[Dataset items]
*****
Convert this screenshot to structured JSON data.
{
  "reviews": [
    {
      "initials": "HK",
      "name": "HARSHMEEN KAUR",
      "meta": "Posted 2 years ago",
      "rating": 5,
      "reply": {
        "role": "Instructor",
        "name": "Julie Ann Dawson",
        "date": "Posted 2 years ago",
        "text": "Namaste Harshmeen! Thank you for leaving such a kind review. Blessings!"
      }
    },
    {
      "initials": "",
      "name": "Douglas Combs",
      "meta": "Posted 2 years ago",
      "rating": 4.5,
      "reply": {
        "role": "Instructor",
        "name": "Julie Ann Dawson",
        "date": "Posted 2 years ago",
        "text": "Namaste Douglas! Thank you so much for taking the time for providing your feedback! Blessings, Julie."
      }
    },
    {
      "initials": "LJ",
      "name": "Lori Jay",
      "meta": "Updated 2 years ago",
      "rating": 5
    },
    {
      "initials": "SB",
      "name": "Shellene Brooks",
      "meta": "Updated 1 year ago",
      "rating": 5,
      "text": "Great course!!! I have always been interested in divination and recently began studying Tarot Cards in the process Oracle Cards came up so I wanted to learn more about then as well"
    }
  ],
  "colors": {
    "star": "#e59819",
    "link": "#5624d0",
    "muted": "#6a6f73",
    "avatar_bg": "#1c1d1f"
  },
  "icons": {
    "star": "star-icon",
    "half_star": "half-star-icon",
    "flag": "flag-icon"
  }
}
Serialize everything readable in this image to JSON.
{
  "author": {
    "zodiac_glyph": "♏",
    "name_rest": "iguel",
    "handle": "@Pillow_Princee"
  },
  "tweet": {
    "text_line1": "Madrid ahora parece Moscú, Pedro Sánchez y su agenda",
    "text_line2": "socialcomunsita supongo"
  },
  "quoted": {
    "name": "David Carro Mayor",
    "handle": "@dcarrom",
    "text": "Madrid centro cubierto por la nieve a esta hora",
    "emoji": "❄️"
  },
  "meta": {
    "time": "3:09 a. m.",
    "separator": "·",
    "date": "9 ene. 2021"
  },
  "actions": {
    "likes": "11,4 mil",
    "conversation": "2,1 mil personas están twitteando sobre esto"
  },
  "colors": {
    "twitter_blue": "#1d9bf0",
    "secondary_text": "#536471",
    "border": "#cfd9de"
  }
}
*****
_Task details_
Work out how many lines above have the string "meta" in them, and give only the number.

_Expected output_
5